(Spatial layout entries)
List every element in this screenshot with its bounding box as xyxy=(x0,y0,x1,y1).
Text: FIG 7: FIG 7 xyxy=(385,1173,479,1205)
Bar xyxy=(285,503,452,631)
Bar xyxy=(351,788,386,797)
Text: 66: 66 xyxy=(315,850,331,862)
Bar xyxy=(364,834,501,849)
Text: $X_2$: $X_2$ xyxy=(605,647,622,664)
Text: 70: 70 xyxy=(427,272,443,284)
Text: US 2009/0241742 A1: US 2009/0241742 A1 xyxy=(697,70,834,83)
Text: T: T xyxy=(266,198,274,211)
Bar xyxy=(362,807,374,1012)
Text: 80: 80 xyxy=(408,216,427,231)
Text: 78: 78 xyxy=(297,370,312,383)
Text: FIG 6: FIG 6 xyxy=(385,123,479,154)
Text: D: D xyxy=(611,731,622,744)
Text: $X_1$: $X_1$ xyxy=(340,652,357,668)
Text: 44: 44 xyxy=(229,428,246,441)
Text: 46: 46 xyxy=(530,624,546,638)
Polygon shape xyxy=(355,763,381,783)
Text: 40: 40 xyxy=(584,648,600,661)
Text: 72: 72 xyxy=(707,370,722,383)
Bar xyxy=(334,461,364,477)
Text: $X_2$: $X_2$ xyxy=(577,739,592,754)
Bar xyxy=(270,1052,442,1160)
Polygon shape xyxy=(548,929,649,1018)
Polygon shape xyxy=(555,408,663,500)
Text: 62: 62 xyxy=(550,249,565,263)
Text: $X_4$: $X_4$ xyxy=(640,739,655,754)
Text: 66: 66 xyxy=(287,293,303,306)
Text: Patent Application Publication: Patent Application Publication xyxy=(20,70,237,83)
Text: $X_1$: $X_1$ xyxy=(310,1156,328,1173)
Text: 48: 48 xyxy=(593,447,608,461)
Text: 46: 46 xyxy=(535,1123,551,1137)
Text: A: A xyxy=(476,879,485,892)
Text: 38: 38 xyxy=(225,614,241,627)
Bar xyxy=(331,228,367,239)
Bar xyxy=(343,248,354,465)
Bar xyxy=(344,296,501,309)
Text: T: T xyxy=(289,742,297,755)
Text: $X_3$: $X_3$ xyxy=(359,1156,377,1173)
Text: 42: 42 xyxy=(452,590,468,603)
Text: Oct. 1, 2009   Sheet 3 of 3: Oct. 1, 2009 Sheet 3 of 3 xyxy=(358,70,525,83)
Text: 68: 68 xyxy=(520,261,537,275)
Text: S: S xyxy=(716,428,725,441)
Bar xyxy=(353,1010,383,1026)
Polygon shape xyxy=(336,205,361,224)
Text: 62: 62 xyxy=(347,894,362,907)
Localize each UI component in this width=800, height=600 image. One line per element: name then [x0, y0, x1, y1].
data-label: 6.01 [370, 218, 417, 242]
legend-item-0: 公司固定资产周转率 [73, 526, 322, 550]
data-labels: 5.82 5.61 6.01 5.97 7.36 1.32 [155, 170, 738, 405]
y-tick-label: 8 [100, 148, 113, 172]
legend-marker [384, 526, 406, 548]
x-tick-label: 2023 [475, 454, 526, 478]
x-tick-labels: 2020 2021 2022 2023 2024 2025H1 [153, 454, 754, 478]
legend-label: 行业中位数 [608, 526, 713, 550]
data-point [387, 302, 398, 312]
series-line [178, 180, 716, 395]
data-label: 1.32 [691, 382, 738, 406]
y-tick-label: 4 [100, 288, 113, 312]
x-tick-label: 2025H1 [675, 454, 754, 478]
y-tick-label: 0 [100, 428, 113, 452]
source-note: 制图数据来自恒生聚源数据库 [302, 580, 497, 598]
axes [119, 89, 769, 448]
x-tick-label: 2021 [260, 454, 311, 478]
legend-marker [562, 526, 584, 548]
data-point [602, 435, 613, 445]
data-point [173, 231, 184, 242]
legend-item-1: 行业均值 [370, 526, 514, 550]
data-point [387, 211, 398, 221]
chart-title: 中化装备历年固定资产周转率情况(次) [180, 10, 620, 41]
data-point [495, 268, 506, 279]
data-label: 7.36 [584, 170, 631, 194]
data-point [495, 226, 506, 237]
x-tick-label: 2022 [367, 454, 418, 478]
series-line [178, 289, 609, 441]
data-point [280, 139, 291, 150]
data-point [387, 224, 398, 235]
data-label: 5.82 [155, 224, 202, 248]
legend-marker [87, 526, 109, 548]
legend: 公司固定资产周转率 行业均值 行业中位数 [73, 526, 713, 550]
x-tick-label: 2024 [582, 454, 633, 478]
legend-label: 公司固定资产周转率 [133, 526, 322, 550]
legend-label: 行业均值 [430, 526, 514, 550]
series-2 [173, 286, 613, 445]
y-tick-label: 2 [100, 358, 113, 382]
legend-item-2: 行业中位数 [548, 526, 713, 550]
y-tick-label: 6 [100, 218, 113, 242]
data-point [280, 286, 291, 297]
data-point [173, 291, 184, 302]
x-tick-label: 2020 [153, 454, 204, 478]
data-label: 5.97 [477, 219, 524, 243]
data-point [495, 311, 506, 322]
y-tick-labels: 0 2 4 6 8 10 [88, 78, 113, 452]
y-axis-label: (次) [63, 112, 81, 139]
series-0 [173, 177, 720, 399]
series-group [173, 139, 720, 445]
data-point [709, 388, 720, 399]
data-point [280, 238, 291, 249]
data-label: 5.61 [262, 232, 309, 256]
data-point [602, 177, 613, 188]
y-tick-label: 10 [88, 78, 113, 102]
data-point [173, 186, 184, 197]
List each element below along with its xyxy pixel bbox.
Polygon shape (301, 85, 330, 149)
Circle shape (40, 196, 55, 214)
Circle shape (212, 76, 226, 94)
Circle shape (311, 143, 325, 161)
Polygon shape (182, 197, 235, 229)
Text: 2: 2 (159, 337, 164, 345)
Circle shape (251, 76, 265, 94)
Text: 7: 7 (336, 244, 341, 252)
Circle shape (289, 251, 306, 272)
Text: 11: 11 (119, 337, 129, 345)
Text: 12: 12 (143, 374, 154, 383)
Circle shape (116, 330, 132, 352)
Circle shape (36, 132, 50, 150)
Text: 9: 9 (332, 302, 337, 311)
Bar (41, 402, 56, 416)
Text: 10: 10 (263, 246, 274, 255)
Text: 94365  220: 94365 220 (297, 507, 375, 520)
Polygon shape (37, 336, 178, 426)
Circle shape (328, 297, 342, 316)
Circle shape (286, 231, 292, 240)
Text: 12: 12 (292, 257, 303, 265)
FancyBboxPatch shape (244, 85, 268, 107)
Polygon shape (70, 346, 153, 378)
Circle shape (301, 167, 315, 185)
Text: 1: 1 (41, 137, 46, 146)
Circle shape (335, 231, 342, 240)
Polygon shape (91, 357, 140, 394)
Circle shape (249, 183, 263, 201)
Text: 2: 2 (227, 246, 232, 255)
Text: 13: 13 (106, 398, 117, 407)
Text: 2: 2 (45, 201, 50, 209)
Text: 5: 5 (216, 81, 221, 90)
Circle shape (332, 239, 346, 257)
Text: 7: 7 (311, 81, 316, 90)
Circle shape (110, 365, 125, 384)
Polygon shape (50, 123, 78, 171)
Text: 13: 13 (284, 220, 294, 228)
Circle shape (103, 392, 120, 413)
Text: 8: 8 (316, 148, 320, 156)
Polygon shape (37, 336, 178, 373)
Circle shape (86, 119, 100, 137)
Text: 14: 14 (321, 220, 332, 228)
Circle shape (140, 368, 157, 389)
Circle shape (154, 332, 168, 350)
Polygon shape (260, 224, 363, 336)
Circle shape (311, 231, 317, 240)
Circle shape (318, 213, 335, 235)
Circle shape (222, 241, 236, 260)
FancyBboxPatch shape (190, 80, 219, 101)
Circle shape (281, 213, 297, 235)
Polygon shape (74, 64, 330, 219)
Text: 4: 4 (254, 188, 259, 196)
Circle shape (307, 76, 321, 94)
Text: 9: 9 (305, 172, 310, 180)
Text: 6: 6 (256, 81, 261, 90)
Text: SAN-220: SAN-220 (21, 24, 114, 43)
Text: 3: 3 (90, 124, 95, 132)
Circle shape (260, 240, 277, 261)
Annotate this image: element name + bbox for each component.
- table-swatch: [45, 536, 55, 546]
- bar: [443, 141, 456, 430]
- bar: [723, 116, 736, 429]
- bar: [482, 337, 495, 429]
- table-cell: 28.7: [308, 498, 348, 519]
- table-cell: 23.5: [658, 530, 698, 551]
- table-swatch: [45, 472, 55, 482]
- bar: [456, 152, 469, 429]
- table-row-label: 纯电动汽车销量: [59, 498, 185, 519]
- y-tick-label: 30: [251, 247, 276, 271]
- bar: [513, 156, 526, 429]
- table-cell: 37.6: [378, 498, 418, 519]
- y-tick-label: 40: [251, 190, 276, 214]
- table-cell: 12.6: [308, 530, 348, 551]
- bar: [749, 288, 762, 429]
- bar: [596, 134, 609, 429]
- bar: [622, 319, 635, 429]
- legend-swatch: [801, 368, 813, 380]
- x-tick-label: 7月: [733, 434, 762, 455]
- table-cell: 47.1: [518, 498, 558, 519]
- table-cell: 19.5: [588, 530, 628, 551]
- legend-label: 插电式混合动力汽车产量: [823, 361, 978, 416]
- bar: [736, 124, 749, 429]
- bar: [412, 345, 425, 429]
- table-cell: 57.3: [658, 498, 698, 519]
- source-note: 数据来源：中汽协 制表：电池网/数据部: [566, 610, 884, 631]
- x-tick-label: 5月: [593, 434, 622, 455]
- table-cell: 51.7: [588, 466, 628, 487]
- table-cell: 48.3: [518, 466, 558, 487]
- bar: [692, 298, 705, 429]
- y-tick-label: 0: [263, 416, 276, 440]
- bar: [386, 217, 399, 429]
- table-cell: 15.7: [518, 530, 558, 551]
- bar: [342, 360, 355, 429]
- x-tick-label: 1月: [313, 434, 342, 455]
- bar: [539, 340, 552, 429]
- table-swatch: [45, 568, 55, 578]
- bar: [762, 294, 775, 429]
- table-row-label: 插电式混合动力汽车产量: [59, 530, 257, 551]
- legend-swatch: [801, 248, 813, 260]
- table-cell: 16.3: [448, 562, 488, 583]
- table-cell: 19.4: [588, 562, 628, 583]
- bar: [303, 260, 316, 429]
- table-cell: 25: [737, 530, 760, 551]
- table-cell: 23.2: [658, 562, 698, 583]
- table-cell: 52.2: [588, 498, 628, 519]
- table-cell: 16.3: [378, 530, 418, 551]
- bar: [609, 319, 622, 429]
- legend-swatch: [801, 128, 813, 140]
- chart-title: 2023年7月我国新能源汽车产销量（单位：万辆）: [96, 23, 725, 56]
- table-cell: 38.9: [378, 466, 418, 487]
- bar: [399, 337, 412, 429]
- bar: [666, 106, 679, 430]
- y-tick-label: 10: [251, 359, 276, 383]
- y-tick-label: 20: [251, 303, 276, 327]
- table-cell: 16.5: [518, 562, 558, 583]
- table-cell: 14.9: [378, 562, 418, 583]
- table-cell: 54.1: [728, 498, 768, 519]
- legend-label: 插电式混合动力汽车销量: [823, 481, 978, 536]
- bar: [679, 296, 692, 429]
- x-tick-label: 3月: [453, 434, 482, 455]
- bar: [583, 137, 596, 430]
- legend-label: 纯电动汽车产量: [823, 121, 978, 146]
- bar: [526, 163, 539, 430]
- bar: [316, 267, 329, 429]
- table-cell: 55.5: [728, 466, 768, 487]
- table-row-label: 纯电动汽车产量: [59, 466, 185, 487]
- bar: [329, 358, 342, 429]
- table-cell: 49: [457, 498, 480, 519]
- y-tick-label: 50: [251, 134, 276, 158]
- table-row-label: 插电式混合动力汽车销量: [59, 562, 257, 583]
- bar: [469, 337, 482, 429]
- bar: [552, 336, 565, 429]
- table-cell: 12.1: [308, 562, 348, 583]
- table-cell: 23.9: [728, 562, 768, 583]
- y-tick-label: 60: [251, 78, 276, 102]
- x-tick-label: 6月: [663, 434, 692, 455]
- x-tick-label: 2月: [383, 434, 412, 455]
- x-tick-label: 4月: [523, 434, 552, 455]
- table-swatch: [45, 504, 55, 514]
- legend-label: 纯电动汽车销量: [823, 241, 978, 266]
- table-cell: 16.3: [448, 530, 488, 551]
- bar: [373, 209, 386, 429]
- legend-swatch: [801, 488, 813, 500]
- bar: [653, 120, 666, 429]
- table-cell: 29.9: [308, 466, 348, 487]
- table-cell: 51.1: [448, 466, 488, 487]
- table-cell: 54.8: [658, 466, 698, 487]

Given exercise:
Can you write out again, unchanged, every line of the rows above, from the very first one down to the line containing "Bar xyxy=(364,834,501,849)", with both of those lines included?

Written answer:
List every element in this screenshot with its bounding box as xyxy=(x0,y0,x1,y1).
Text: FIG 7: FIG 7 xyxy=(385,1173,479,1205)
Bar xyxy=(285,503,452,631)
Bar xyxy=(351,788,386,797)
Text: 66: 66 xyxy=(315,850,331,862)
Bar xyxy=(364,834,501,849)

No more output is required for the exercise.